-- Start Source records --
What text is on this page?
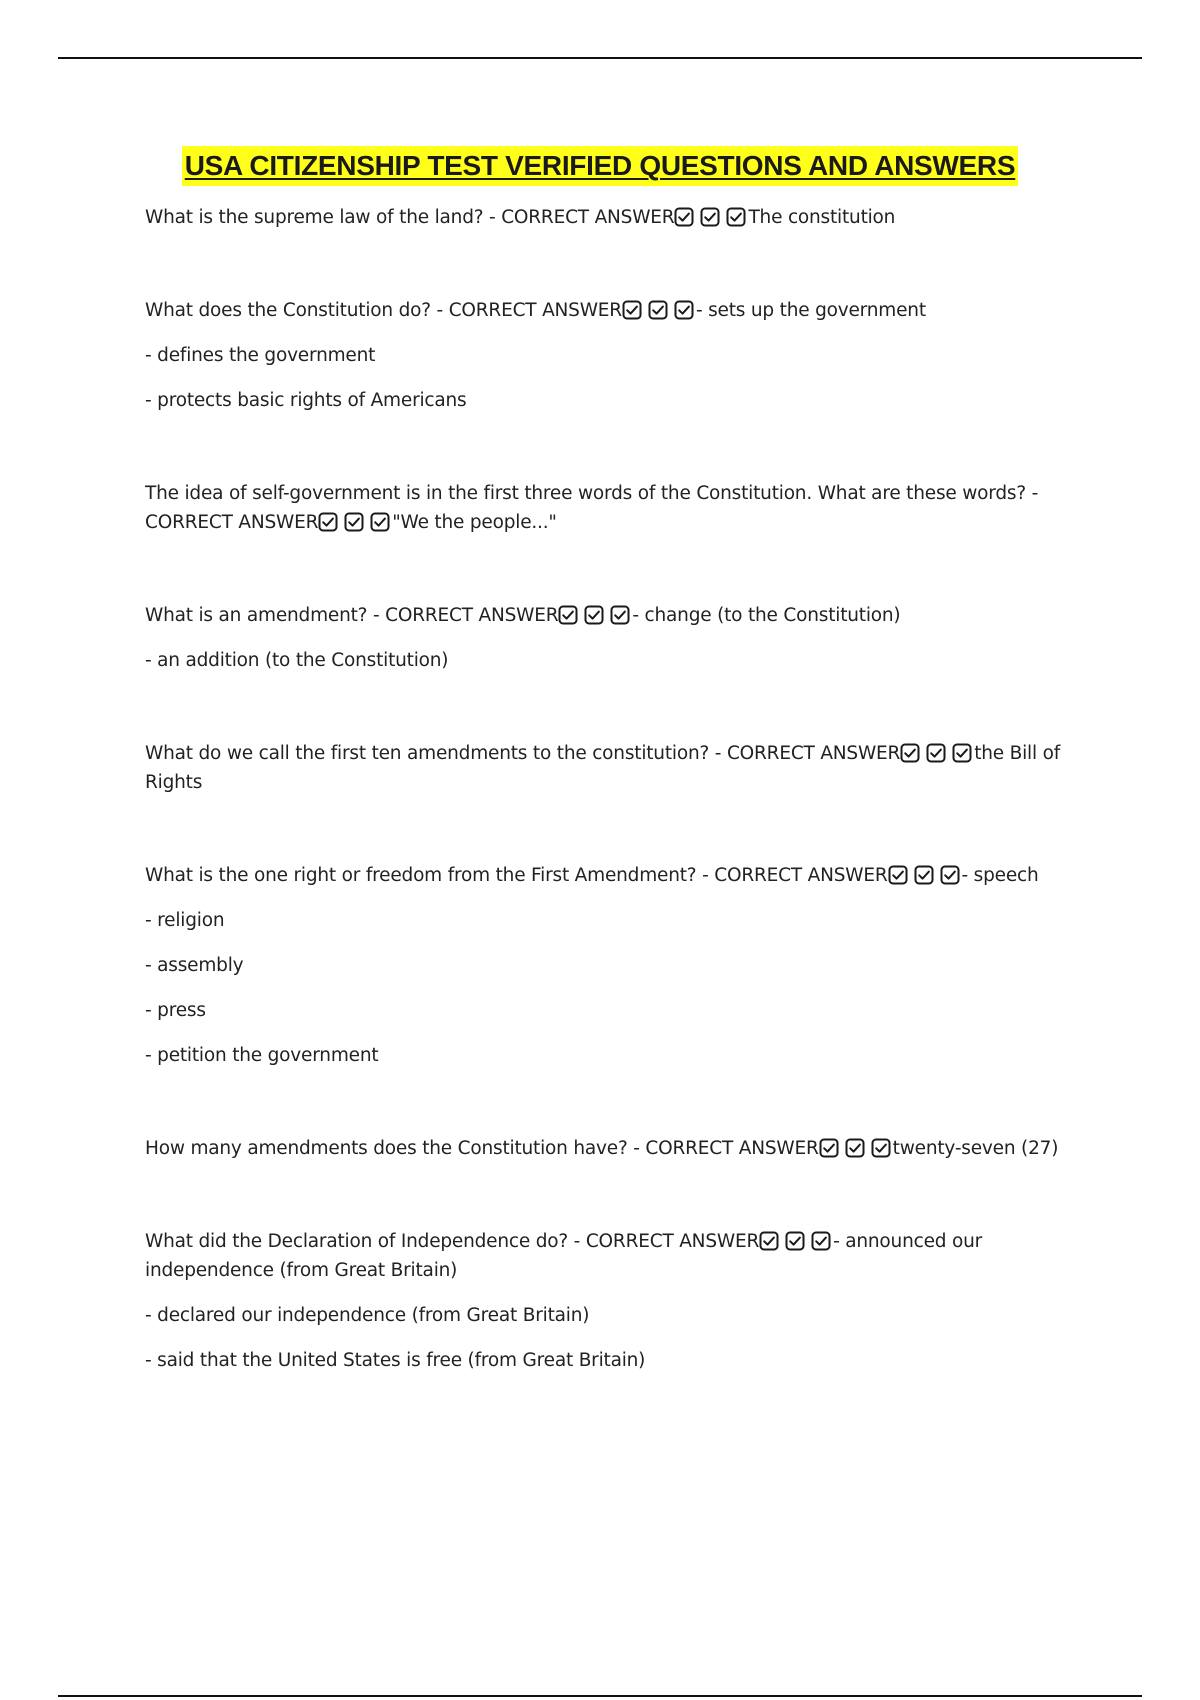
USA CITIZENSHIP TEST VERIFIED QUESTIONS AND ANSWERS

What is the supreme law of the land? - CORRECT ANSWER	The constitution

What does the Constitution do? - CORRECT ANSWER	- sets up the government

- defines the government

- protects basic rights of Americans

The idea of self-government is in the first three words of the Constitution. What are these words? - CORRECT ANSWER	"We the people..."

What is an amendment? - CORRECT ANSWER	- change (to the Constitution)

- an addition (to the Constitution)

What do we call the first ten amendments to the constitution? - CORRECT ANSWER	the Bill of Rights

What is the one right or freedom from the First Amendment? - CORRECT ANSWER	- speech

- religion

- assembly

- press

- petition the government

How many amendments does the Constitution have? - CORRECT ANSWER	twenty-seven (27)

What did the Declaration of Independence do? - CORRECT ANSWER	- announced our independence (from Great Britain)

- declared our independence (from Great Britain)

- said that the United States is free (from Great Britain)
-- End Source records --
◆ Work to do
Copy out every line that includes the word "government".

◆ The answer
What does the Constitution do? - CORRECT ANSWER	- sets up the government
- defines the government
The idea of self-government is in the first three words of the Constitution. What are these words? - CORRECT ANSWER	"We the people..."
- petition the government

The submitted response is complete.